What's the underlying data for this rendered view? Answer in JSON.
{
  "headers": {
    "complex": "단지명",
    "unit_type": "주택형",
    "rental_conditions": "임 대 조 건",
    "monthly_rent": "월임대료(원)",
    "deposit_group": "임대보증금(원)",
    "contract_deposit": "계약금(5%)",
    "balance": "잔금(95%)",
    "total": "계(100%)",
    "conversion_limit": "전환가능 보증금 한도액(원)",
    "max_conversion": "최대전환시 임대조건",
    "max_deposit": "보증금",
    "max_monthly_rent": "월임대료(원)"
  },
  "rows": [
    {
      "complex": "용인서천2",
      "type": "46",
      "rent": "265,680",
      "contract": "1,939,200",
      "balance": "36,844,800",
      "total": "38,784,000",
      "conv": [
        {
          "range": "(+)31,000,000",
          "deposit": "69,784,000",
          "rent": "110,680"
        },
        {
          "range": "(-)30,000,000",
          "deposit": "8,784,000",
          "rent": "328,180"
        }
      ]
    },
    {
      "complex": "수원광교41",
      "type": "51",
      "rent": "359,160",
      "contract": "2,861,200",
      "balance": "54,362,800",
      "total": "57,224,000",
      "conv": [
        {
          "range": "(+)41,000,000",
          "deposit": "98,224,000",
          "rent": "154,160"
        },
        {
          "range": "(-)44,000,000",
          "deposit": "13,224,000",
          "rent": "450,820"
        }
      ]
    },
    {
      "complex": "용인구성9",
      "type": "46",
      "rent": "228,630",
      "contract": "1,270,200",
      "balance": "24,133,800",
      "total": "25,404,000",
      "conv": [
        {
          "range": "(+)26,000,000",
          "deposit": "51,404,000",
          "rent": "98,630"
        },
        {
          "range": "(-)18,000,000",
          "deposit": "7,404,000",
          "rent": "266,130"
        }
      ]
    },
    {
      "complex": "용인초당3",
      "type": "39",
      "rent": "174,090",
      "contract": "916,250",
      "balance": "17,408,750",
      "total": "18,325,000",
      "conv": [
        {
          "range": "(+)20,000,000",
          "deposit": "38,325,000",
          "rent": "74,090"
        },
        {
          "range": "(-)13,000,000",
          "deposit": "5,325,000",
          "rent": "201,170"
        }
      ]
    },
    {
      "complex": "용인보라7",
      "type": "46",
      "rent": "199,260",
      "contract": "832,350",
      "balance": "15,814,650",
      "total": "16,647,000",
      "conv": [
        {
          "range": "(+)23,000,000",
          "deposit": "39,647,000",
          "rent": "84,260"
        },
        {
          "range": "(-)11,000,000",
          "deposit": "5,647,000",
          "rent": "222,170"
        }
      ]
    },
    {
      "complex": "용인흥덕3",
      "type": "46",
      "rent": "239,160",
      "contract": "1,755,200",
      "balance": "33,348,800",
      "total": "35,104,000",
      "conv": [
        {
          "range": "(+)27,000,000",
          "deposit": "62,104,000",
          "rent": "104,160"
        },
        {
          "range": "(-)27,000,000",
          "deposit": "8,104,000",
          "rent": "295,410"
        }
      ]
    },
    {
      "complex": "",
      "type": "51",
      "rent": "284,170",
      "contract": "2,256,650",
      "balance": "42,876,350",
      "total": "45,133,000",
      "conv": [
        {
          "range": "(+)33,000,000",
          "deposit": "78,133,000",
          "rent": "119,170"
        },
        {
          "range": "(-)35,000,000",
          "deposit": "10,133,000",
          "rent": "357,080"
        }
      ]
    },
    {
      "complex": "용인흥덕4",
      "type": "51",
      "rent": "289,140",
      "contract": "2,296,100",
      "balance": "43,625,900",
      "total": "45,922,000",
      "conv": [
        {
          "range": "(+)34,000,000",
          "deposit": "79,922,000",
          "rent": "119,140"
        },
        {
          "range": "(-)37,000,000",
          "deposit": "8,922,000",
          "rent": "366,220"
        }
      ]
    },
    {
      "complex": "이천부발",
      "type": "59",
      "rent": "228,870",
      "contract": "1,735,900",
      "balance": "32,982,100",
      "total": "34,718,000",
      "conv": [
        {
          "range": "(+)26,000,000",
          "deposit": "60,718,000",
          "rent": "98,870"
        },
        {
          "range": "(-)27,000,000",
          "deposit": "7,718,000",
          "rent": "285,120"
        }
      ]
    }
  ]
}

++++++++

## [What you have to do]
Quote every line of the data, word for word.

## [Response to this exercise]
What's the underlying data for this rendered view? Answer in JSON.
{
  "headers": {
    "complex": "단지명",
    "unit_type": "주택형",
    "rental_conditions": "임 대 조 건",
    "monthly_rent": "월임대료(원)",
    "deposit_group": "임대보증금(원)",
    "contract_deposit": "계약금(5%)",
    "balance": "잔금(95%)",
    "total": "계(100%)",
    "conversion_limit": "전환가능 보증금 한도액(원)",
    "max_conversion": "최대전환시 임대조건",
    "max_deposit": "보증금",
    "max_monthly_rent": "월임대료(원)"
  },
  "rows": [
    {
      "complex": "용인서천2",
      "type": "46",
      "rent": "265,680",
      "contract": "1,939,200",
      "balance": "36,844,800",
      "total": "38,784,000",
      "conv": [
        {
          "range": "(+)31,000,000",
          "deposit": "69,784,000",
          "rent": "110,680"
        },
        {
          "range": "(-)30,000,000",
          "deposit": "8,784,000",
          "rent": "328,180"
        }
      ]
    },
    {
      "complex": "수원광교41",
      "type": "51",
      "rent": "359,160",
      "contract": "2,861,200",
      "balance": "54,362,800",
      "total": "57,224,000",
      "conv": [
        {
          "range": "(+)41,000,000",
          "deposit": "98,224,000",
          "rent": "154,160"
        },
        {
          "range": "(-)44,000,000",
          "deposit": "13,224,000",
          "rent": "450,820"
        }
      ]
    },
    {
      "complex": "용인구성9",
      "type": "46",
      "rent": "228,630",
      "contract": "1,270,200",
      "balance": "24,133,800",
      "total": "25,404,000",
      "conv": [
        {
          "range": "(+)26,000,000",
          "deposit": "51,404,000",
          "rent": "98,630"
        },
        {
          "range": "(-)18,000,000",
          "deposit": "7,404,000",
          "rent": "266,130"
        }
      ]
    },
    {
      "complex": "용인초당3",
      "type": "39",
      "rent": "174,090",
      "contract": "916,250",
      "balance": "17,408,750",
      "total": "18,325,000",
      "conv": [
        {
          "range": "(+)20,000,000",
          "deposit": "38,325,000",
          "rent": "74,090"
        },
        {
          "range": "(-)13,000,000",
          "deposit": "5,325,000",
          "rent": "201,170"
        }
      ]
    },
    {
      "complex": "용인보라7",
      "type": "46",
      "rent": "199,260",
      "contract": "832,350",
      "balance": "15,814,650",
      "total": "16,647,000",
      "conv": [
        {
          "range": "(+)23,000,000",
          "deposit": "39,647,000",
          "rent": "84,260"
        },
        {
          "range": "(-)11,000,000",
          "deposit": "5,647,000",
          "rent": "222,170"
        }
      ]
    },
    {
      "complex": "용인흥덕3",
      "type": "46",
      "rent": "239,160",
      "contract": "1,755,200",
      "balance": "33,348,800",
      "total": "35,104,000",
      "conv": [
        {
          "range": "(+)27,000,000",
          "deposit": "62,104,000",
          "rent": "104,160"
        },
        {
          "range": "(-)27,000,000",
          "deposit": "8,104,000",
          "rent": "295,410"
        }
      ]
    },
    {
      "complex": "",
      "type": "51",
      "rent": "284,170",
      "contract": "2,256,650",
      "balance": "42,876,350",
      "total": "45,133,000",
      "conv": [
        {
          "range": "(+)33,000,000",
          "deposit": "78,133,000",
          "rent": "119,170"
        },
        {
          "range": "(-)35,000,000",
          "deposit": "10,133,000",
          "rent": "357,080"
        }
      ]
    },
    {
      "complex": "용인흥덕4",
      "type": "51",
      "rent": "289,140",
      "contract": "2,296,100",
      "balance": "43,625,900",
      "total": "45,922,000",
      "conv": [
        {
          "range": "(+)34,000,000",
          "deposit": "79,922,000",
          "rent": "119,140"
        },
        {
          "range": "(-)37,000,000",
          "deposit": "8,922,000",
          "rent": "366,220"
        }
      ]
    },
    {
      "complex": "이천부발",
      "type": "59",
      "rent": "228,870",
      "contract": "1,735,900",
      "balance": "32,982,100",
      "total": "34,718,000",
      "conv": [
        {
          "range": "(+)26,000,000",
          "deposit": "60,718,000",
          "rent": "98,870"
        },
        {
          "range": "(-)27,000,000",
          "deposit": "7,718,000",
          "rent": "285,120"
        }
      ]
    }
  ]
}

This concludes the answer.